RECORD EXTRACTS:
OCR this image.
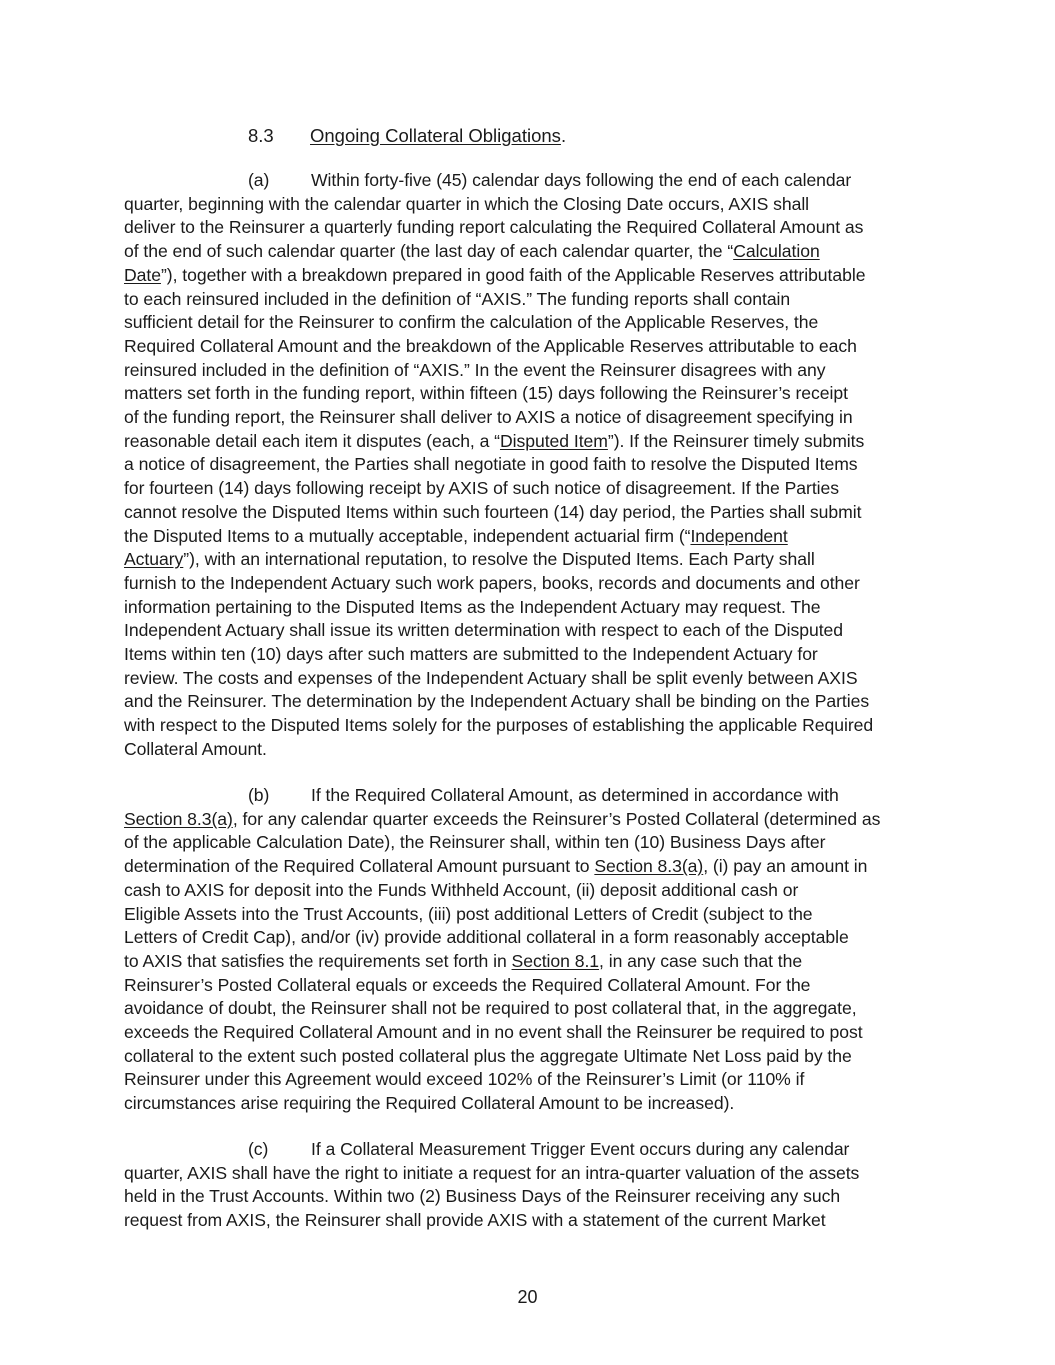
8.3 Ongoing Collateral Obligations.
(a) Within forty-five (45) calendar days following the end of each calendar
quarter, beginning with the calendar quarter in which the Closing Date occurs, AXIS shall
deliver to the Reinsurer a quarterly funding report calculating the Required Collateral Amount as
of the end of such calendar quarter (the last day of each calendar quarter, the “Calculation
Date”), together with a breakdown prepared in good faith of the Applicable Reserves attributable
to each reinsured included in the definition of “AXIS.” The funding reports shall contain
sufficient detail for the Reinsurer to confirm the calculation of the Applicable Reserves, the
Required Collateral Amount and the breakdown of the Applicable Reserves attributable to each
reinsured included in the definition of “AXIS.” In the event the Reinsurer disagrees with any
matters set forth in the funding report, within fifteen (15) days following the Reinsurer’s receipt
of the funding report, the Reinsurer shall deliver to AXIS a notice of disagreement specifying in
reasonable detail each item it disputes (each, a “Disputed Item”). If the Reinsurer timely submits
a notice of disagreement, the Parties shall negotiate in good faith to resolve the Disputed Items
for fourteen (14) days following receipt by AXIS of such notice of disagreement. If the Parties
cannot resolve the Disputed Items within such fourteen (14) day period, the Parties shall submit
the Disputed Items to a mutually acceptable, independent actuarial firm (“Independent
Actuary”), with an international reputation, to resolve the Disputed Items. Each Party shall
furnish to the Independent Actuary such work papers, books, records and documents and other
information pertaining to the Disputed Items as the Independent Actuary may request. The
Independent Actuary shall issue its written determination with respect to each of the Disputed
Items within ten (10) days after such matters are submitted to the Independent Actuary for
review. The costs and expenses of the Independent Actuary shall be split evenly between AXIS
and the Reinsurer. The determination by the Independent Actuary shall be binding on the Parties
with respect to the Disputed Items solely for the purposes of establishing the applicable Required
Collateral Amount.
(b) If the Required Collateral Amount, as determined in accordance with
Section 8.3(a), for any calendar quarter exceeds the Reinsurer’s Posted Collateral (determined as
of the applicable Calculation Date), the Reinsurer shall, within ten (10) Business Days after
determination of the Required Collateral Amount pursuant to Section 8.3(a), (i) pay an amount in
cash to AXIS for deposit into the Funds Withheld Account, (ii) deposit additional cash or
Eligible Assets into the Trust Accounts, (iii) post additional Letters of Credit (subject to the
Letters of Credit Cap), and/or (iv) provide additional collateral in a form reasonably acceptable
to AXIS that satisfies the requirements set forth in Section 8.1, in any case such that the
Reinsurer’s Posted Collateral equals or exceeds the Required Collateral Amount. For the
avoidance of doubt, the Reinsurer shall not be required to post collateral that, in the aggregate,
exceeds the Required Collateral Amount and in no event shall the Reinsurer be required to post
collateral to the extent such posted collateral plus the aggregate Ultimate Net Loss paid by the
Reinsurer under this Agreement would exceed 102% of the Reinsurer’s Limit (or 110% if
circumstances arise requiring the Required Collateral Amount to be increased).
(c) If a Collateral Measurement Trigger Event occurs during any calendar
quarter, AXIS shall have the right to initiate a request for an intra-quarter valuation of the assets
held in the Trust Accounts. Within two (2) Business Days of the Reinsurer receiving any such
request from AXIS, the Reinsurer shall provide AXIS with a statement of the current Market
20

WHAT IS NEEDED: Only the number is wanted: count the lines of the records that hold the word "calendar".

TASK RESULT: 5